Given exercise:
Collect every line in the items below that contains the word "download", and copy each of those lines in full.

Dataset rows
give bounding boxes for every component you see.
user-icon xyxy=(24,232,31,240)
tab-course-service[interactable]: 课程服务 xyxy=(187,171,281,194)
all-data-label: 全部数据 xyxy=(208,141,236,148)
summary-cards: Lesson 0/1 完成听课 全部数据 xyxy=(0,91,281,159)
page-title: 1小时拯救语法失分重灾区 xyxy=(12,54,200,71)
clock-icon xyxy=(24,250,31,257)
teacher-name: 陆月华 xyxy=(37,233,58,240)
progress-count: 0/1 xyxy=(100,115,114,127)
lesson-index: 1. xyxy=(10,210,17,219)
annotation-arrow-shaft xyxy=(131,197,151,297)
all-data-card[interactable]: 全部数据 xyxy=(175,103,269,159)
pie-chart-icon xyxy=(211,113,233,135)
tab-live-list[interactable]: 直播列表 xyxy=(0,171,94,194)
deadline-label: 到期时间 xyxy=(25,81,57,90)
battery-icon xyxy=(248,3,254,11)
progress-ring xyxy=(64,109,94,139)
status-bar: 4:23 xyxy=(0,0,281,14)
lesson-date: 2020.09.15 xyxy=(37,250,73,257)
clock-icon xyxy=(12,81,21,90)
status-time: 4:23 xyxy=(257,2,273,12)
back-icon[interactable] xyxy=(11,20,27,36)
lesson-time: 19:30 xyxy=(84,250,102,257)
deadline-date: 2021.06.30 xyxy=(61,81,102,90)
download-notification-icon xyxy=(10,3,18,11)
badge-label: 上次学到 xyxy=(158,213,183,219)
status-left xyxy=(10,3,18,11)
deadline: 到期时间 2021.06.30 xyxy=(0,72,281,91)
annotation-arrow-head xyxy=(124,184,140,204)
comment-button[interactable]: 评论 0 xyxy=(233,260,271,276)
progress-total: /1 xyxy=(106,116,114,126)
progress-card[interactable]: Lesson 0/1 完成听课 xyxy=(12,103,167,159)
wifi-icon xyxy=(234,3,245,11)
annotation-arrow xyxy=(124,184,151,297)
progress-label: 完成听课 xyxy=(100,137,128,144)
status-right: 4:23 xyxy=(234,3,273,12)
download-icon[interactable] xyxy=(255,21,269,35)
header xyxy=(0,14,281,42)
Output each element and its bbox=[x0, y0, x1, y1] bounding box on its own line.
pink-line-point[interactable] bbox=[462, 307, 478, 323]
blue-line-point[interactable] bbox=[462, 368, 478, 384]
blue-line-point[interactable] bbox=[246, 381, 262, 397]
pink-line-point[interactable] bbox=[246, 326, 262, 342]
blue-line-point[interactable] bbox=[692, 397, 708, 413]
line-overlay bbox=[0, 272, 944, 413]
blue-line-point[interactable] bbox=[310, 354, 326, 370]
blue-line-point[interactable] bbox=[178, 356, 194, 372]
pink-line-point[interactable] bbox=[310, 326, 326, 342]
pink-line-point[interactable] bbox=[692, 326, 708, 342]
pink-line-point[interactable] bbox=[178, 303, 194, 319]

Correct result:
download-notification-icon xyxy=(10,3,18,11)
download-icon[interactable] xyxy=(255,21,269,35)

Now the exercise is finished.